**Your task**
Rename every occurrence of "data-point-marker" in the listing below to "point-marker". Reproduce all other lines and text without change.

>> Begin Data records

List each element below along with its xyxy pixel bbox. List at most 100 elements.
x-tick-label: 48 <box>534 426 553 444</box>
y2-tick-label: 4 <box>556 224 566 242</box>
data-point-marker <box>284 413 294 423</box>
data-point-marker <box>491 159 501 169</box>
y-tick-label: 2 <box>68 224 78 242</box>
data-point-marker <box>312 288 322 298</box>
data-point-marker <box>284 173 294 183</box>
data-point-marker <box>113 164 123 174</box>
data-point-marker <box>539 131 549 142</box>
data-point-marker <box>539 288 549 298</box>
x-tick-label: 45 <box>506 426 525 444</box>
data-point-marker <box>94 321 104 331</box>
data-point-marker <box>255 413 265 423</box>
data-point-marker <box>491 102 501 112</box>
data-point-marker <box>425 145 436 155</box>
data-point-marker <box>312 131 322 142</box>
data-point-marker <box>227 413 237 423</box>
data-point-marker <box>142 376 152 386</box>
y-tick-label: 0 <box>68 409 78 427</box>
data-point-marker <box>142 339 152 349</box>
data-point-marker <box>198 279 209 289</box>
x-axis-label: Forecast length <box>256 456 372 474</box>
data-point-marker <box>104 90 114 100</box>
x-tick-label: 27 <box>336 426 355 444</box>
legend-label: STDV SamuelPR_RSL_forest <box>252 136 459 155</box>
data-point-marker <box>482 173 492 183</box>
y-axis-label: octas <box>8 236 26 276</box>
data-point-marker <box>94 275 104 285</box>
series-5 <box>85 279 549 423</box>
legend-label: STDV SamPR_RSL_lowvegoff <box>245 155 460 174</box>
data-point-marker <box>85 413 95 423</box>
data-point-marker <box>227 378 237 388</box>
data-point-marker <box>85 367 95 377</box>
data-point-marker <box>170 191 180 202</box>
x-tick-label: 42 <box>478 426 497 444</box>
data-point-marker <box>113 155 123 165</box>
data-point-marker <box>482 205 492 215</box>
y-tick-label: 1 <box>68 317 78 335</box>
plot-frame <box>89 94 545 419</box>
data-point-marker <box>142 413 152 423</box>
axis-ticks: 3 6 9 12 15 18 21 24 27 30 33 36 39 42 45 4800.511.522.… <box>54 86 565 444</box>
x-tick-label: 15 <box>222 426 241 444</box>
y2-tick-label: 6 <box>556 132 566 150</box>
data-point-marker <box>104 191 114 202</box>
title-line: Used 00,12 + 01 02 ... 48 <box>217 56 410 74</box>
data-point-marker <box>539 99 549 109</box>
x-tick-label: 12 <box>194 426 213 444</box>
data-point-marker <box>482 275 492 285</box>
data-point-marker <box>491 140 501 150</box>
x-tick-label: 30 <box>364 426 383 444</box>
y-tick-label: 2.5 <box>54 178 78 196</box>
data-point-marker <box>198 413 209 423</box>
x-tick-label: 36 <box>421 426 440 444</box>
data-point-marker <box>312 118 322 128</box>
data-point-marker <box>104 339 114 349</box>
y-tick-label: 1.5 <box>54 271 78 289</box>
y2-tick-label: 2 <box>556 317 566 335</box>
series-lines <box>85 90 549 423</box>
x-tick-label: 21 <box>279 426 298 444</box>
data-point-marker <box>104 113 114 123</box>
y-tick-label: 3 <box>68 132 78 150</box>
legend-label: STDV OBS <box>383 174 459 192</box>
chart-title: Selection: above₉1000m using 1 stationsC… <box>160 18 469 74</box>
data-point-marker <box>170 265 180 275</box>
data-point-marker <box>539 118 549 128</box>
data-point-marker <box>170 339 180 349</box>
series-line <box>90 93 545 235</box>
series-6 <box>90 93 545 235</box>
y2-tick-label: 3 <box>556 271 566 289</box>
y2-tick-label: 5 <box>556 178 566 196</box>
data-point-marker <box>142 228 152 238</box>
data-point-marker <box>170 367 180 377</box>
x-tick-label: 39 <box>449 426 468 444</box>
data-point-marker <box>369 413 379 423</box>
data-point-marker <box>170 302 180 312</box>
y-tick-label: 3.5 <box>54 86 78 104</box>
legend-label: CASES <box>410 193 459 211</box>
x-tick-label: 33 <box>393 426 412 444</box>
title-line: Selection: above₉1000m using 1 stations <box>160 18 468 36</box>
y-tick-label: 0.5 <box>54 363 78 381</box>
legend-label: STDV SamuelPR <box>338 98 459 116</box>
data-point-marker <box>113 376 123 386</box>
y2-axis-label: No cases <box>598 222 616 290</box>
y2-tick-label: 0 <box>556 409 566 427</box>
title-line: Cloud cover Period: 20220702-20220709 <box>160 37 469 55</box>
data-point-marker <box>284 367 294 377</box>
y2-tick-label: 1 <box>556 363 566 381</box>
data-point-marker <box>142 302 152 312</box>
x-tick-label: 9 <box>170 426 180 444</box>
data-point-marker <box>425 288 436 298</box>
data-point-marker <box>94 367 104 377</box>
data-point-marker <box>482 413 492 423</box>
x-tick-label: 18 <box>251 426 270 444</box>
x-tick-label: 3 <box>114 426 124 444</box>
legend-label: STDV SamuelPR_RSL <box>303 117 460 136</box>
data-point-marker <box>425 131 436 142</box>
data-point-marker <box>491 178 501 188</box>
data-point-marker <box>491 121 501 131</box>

>> End Data records

**Answer to the problem**
List each element below along with its xyxy pixel bbox. List at most 100 elements.
x-tick-label: 48 <box>534 426 553 444</box>
y2-tick-label: 4 <box>556 224 566 242</box>
point-marker <box>284 413 294 423</box>
point-marker <box>491 159 501 169</box>
y-tick-label: 2 <box>68 224 78 242</box>
point-marker <box>312 288 322 298</box>
point-marker <box>284 173 294 183</box>
point-marker <box>113 164 123 174</box>
point-marker <box>539 131 549 142</box>
point-marker <box>539 288 549 298</box>
x-tick-label: 45 <box>506 426 525 444</box>
point-marker <box>94 321 104 331</box>
point-marker <box>255 413 265 423</box>
point-marker <box>491 102 501 112</box>
point-marker <box>425 145 436 155</box>
point-marker <box>312 131 322 142</box>
point-marker <box>227 413 237 423</box>
point-marker <box>142 376 152 386</box>
y-tick-label: 0 <box>68 409 78 427</box>
point-marker <box>142 339 152 349</box>
point-marker <box>198 279 209 289</box>
x-axis-label: Forecast length <box>256 456 372 474</box>
point-marker <box>104 90 114 100</box>
x-tick-label: 27 <box>336 426 355 444</box>
legend-label: STDV SamuelPR_RSL_forest <box>252 136 459 155</box>
point-marker <box>482 173 492 183</box>
y-axis-label: octas <box>8 236 26 276</box>
point-marker <box>94 275 104 285</box>
series-5 <box>85 279 549 423</box>
legend-label: STDV SamPR_RSL_lowvegoff <box>245 155 460 174</box>
point-marker <box>85 413 95 423</box>
point-marker <box>227 378 237 388</box>
point-marker <box>85 367 95 377</box>
point-marker <box>170 191 180 202</box>
x-tick-label: 42 <box>478 426 497 444</box>
point-marker <box>113 155 123 165</box>
point-marker <box>482 205 492 215</box>
y-tick-label: 1 <box>68 317 78 335</box>
plot-frame <box>89 94 545 419</box>
point-marker <box>142 413 152 423</box>
axis-ticks: 3 6 9 12 15 18 21 24 27 30 33 36 39 42 45 4800.511.522.… <box>54 86 565 444</box>
x-tick-label: 15 <box>222 426 241 444</box>
y2-tick-label: 6 <box>556 132 566 150</box>
point-marker <box>104 191 114 202</box>
title-line: Used 00,12 + 01 02 ... 48 <box>217 56 410 74</box>
point-marker <box>539 99 549 109</box>
x-tick-label: 12 <box>194 426 213 444</box>
point-marker <box>482 275 492 285</box>
point-marker <box>491 140 501 150</box>
x-tick-label: 30 <box>364 426 383 444</box>
y-tick-label: 2.5 <box>54 178 78 196</box>
point-marker <box>198 413 209 423</box>
x-tick-label: 36 <box>421 426 440 444</box>
point-marker <box>312 118 322 128</box>
point-marker <box>104 339 114 349</box>
y-tick-label: 1.5 <box>54 271 78 289</box>
y2-tick-label: 2 <box>556 317 566 335</box>
series-lines <box>85 90 549 423</box>
x-tick-label: 21 <box>279 426 298 444</box>
point-marker <box>104 113 114 123</box>
y-tick-label: 3 <box>68 132 78 150</box>
legend-label: STDV OBS <box>383 174 459 192</box>
chart-title: Selection: above₉1000m using 1 stationsC… <box>160 18 469 74</box>
point-marker <box>170 265 180 275</box>
point-marker <box>539 118 549 128</box>
point-marker <box>170 339 180 349</box>
series-line <box>90 93 545 235</box>
series-6 <box>90 93 545 235</box>
y2-tick-label: 3 <box>556 271 566 289</box>
y2-tick-label: 5 <box>556 178 566 196</box>
point-marker <box>142 228 152 238</box>
point-marker <box>170 367 180 377</box>
x-tick-label: 39 <box>449 426 468 444</box>
point-marker <box>369 413 379 423</box>
point-marker <box>170 302 180 312</box>
y-tick-label: 3.5 <box>54 86 78 104</box>
legend-label: CASES <box>410 193 459 211</box>
x-tick-label: 33 <box>393 426 412 444</box>
title-line: Selection: above₉1000m using 1 stations <box>160 18 468 36</box>
y-tick-label: 0.5 <box>54 363 78 381</box>
legend-label: STDV SamuelPR <box>338 98 459 116</box>
point-marker <box>113 376 123 386</box>
y2-axis-label: No cases <box>598 222 616 290</box>
y2-tick-label: 0 <box>556 409 566 427</box>
title-line: Cloud cover Period: 20220702-20220709 <box>160 37 469 55</box>
point-marker <box>284 367 294 377</box>
y2-tick-label: 1 <box>556 363 566 381</box>
point-marker <box>142 302 152 312</box>
x-tick-label: 9 <box>170 426 180 444</box>
point-marker <box>425 288 436 298</box>
point-marker <box>94 367 104 377</box>
point-marker <box>482 413 492 423</box>
x-tick-label: 18 <box>251 426 270 444</box>
x-tick-label: 3 <box>114 426 124 444</box>
legend-label: STDV SamuelPR_RSL <box>303 117 460 136</box>
point-marker <box>425 131 436 142</box>
point-marker <box>491 178 501 188</box>
point-marker <box>491 121 501 131</box>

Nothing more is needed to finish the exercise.